_What you have to do:_
Search the records for "compounds" and copy each line that holds it.

_Record excerpts:_
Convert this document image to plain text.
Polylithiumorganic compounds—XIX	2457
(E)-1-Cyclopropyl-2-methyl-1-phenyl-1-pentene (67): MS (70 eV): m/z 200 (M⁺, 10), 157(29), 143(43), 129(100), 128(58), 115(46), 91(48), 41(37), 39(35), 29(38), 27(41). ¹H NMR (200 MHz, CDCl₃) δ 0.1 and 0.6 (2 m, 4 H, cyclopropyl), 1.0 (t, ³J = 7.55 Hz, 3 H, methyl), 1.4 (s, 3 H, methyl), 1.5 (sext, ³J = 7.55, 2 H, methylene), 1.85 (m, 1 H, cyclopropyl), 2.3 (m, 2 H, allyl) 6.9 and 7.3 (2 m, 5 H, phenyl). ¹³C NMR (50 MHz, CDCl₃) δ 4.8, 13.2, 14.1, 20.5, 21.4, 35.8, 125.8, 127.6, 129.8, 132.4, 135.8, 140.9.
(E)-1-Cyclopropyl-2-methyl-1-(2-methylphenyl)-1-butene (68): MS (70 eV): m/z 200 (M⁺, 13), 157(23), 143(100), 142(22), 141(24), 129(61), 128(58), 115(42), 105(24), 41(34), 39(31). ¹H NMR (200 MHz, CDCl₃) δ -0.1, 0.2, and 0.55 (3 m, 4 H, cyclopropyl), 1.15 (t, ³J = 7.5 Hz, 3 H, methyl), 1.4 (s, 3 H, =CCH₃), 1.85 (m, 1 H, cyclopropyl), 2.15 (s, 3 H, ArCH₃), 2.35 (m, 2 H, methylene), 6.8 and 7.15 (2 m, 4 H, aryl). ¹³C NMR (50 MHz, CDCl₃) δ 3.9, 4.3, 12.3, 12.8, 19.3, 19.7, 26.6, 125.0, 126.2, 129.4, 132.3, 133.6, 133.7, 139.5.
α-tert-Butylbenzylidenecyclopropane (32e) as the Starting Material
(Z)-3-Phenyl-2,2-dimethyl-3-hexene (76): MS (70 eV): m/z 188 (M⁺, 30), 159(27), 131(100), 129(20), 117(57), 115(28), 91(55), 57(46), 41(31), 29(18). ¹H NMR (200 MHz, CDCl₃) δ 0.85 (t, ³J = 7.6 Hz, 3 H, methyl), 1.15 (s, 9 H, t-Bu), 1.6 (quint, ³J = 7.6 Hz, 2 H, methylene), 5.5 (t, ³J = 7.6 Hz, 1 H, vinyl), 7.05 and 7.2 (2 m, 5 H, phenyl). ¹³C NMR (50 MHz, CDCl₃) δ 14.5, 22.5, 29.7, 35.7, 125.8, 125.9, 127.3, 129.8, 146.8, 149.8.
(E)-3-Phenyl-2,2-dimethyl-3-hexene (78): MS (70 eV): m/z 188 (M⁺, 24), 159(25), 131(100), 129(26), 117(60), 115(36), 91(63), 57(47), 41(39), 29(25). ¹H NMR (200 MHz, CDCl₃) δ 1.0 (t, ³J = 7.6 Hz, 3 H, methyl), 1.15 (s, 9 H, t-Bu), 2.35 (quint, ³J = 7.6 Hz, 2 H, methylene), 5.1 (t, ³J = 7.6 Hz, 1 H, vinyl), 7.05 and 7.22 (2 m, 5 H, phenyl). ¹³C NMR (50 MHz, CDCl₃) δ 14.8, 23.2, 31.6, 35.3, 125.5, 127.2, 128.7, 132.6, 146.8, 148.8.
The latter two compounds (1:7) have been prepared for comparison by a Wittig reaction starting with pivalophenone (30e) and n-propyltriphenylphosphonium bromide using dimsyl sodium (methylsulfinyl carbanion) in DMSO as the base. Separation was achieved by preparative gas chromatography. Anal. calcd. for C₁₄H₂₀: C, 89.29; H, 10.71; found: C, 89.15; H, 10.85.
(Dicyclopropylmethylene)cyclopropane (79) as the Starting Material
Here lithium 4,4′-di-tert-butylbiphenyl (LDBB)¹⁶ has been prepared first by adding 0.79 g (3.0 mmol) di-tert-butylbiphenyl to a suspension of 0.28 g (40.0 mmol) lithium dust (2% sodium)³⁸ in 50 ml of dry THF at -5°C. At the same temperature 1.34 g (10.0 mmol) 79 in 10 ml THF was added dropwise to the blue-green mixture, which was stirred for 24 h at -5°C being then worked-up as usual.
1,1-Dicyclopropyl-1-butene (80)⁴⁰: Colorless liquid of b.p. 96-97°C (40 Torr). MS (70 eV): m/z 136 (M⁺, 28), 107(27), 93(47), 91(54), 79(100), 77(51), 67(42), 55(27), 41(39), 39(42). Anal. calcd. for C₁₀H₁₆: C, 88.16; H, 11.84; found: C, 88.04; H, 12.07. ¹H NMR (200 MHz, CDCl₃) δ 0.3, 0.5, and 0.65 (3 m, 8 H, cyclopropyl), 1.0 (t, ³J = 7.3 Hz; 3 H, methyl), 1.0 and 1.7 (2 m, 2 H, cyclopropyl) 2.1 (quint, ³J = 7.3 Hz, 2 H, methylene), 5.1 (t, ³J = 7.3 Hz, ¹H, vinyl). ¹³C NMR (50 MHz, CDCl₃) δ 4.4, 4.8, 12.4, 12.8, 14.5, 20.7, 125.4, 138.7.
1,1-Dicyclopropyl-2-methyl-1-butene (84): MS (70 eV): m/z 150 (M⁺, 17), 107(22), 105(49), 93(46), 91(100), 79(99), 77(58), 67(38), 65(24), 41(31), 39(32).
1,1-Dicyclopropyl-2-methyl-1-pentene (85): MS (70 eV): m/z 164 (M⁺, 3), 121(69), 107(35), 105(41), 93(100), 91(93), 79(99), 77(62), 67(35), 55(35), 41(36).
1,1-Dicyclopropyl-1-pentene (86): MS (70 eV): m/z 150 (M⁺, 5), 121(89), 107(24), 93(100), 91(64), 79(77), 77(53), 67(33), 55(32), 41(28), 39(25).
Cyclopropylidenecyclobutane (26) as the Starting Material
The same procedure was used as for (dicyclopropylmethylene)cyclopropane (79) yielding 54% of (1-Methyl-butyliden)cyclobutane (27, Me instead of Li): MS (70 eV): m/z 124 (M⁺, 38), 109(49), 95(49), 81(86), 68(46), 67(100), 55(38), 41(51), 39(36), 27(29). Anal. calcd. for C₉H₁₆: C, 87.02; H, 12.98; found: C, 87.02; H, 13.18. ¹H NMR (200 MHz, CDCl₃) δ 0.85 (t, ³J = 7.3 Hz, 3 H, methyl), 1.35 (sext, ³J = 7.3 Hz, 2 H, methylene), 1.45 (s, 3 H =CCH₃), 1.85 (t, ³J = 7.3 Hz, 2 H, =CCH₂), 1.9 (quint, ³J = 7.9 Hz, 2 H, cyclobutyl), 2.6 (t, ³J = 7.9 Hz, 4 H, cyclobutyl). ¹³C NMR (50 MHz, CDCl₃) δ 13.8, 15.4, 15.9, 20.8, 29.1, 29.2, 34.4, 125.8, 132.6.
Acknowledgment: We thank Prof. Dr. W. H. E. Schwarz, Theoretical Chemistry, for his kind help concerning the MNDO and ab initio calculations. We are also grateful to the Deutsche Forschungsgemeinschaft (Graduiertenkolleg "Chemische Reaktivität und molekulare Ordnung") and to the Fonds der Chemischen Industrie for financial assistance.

_Answer to this task:_
Polylithiumorganic compounds—XIX	2457
The latter two compounds (1:7) have been prepared for comparison by a Wittig reaction starting with pivalophenone (30e) and n-propyltriphenylphosphonium bromide using dimsyl sodium (methylsulfinyl carbanion) in DMSO as the base. Separation was achieved by preparative gas chromatography. Anal. calcd. for C₁₄H₂₀: C, 89.29; H, 10.71; found: C, 89.15; H, 10.85.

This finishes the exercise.